YOUR OBJECTIVE: Say how many lines in the records include the string "Ilmanpaine", adding no other words.

***** DATA EXTRACT *****

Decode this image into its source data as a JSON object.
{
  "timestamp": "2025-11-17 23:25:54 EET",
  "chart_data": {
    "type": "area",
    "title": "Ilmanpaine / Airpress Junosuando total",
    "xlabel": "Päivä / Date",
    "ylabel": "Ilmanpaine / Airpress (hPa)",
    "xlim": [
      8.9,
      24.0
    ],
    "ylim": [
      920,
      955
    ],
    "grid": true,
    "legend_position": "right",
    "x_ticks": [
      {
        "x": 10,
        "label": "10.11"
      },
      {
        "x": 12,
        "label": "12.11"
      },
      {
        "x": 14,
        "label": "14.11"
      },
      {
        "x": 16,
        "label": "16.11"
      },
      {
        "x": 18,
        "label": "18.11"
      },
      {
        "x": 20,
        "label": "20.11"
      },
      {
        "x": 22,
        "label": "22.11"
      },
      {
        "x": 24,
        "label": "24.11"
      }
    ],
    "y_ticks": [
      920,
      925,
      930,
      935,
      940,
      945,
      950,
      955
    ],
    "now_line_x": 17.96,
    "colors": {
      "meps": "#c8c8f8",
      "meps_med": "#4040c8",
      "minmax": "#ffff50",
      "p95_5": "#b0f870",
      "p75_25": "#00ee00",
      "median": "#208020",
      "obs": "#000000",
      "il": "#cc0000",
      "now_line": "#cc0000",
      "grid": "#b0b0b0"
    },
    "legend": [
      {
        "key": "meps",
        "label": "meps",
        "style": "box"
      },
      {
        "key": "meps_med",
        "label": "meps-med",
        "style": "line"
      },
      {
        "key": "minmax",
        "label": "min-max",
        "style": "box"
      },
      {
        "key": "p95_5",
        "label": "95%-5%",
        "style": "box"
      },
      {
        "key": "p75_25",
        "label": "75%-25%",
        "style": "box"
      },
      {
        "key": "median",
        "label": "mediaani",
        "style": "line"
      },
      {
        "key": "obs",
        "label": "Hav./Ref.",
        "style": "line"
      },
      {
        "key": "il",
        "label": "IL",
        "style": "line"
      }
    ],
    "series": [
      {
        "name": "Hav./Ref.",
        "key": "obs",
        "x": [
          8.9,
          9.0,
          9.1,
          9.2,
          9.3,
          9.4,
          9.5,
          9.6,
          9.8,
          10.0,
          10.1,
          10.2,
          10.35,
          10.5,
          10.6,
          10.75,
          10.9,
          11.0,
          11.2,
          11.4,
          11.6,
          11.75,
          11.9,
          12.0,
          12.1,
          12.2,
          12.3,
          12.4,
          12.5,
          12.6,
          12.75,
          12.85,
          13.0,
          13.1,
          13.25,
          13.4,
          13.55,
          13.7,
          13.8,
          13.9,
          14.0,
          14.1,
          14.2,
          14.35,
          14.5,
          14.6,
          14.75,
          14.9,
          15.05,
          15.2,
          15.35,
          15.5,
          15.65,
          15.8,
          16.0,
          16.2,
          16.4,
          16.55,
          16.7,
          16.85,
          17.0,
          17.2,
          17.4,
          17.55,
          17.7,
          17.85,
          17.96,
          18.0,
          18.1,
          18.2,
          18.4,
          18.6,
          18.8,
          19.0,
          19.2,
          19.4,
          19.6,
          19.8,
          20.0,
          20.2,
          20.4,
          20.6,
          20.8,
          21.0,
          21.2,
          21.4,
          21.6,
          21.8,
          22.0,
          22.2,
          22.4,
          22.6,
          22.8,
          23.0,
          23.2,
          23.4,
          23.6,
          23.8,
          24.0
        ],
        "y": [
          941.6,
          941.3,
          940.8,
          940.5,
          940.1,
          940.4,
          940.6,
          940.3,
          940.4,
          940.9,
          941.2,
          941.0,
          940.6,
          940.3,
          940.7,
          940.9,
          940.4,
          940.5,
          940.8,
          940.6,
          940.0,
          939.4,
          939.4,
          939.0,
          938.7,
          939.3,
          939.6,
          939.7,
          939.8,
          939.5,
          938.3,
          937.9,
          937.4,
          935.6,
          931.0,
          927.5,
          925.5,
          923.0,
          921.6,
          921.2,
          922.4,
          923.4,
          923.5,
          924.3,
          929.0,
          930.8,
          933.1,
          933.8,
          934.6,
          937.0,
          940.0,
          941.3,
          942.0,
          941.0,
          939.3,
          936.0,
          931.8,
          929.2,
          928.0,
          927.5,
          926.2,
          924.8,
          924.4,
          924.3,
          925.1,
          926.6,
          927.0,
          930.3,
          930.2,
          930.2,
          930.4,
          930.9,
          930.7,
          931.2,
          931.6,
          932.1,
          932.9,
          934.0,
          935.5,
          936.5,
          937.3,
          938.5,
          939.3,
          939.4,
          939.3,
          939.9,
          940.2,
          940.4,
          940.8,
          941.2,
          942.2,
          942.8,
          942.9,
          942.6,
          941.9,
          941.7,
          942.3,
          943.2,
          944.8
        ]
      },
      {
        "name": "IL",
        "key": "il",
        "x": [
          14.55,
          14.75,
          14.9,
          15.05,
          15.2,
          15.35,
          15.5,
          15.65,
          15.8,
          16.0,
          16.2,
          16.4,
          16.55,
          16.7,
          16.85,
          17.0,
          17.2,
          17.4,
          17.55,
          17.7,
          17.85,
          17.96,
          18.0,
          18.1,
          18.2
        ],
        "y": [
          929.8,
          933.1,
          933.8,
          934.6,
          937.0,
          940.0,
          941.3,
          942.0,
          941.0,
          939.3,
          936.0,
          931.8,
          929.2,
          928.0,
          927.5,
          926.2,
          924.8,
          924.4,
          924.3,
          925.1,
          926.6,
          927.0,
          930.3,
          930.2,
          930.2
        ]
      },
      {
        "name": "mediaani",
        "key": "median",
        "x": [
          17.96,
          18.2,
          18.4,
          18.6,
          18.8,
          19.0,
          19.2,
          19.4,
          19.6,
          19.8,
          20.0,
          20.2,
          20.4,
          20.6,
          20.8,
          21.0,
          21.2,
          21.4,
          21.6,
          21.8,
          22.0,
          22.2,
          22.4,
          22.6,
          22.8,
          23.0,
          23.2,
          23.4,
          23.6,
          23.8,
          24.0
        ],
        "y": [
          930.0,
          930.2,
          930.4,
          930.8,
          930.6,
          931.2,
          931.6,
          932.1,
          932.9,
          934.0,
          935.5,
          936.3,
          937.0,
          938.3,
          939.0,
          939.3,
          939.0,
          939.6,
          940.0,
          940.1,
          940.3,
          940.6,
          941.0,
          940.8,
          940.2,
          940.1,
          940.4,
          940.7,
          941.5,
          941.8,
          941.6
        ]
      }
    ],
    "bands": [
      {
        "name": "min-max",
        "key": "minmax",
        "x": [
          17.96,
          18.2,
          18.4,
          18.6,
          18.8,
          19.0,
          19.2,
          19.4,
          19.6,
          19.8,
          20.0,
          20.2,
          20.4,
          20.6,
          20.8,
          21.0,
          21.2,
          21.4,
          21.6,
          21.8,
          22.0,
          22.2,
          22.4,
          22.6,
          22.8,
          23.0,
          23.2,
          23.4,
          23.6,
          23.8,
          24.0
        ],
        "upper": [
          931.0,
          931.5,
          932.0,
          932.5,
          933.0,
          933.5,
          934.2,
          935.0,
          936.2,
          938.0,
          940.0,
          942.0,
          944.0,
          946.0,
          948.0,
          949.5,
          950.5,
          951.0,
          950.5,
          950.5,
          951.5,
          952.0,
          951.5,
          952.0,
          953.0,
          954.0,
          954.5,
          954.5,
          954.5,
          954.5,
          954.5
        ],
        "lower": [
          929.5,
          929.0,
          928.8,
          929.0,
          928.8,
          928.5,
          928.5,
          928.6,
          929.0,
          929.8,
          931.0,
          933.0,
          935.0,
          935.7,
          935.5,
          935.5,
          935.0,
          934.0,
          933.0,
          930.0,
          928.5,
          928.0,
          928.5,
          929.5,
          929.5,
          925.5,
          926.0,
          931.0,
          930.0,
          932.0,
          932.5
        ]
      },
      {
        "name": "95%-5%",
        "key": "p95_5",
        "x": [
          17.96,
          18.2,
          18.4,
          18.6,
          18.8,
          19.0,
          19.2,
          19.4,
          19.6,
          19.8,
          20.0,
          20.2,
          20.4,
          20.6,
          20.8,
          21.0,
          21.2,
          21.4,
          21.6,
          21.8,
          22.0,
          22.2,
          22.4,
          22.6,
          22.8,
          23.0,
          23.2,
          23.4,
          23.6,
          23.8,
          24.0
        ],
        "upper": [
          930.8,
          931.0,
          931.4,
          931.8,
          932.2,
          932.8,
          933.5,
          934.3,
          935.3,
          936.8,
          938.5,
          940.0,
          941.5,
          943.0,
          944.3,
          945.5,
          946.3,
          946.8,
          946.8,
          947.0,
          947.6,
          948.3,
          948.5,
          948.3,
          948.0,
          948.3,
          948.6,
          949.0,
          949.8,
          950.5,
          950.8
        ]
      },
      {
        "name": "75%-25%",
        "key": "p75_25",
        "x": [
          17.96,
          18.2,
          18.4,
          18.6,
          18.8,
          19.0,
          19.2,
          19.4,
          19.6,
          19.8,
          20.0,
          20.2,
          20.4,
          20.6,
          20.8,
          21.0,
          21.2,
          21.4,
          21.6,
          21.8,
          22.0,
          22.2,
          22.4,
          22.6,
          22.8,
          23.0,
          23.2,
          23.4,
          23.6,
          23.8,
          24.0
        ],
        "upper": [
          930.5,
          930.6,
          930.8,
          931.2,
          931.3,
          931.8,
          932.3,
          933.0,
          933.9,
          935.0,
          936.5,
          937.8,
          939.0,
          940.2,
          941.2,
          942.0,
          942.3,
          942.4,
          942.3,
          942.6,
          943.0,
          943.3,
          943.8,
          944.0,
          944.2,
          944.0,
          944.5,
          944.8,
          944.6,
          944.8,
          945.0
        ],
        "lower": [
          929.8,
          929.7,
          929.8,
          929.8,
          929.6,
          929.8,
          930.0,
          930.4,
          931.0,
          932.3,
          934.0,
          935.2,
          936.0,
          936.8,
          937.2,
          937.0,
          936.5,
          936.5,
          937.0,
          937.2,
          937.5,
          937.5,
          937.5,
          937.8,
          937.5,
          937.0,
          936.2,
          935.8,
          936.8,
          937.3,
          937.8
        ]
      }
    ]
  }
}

*****

RESPONSE TO THIS EXERCISE: 2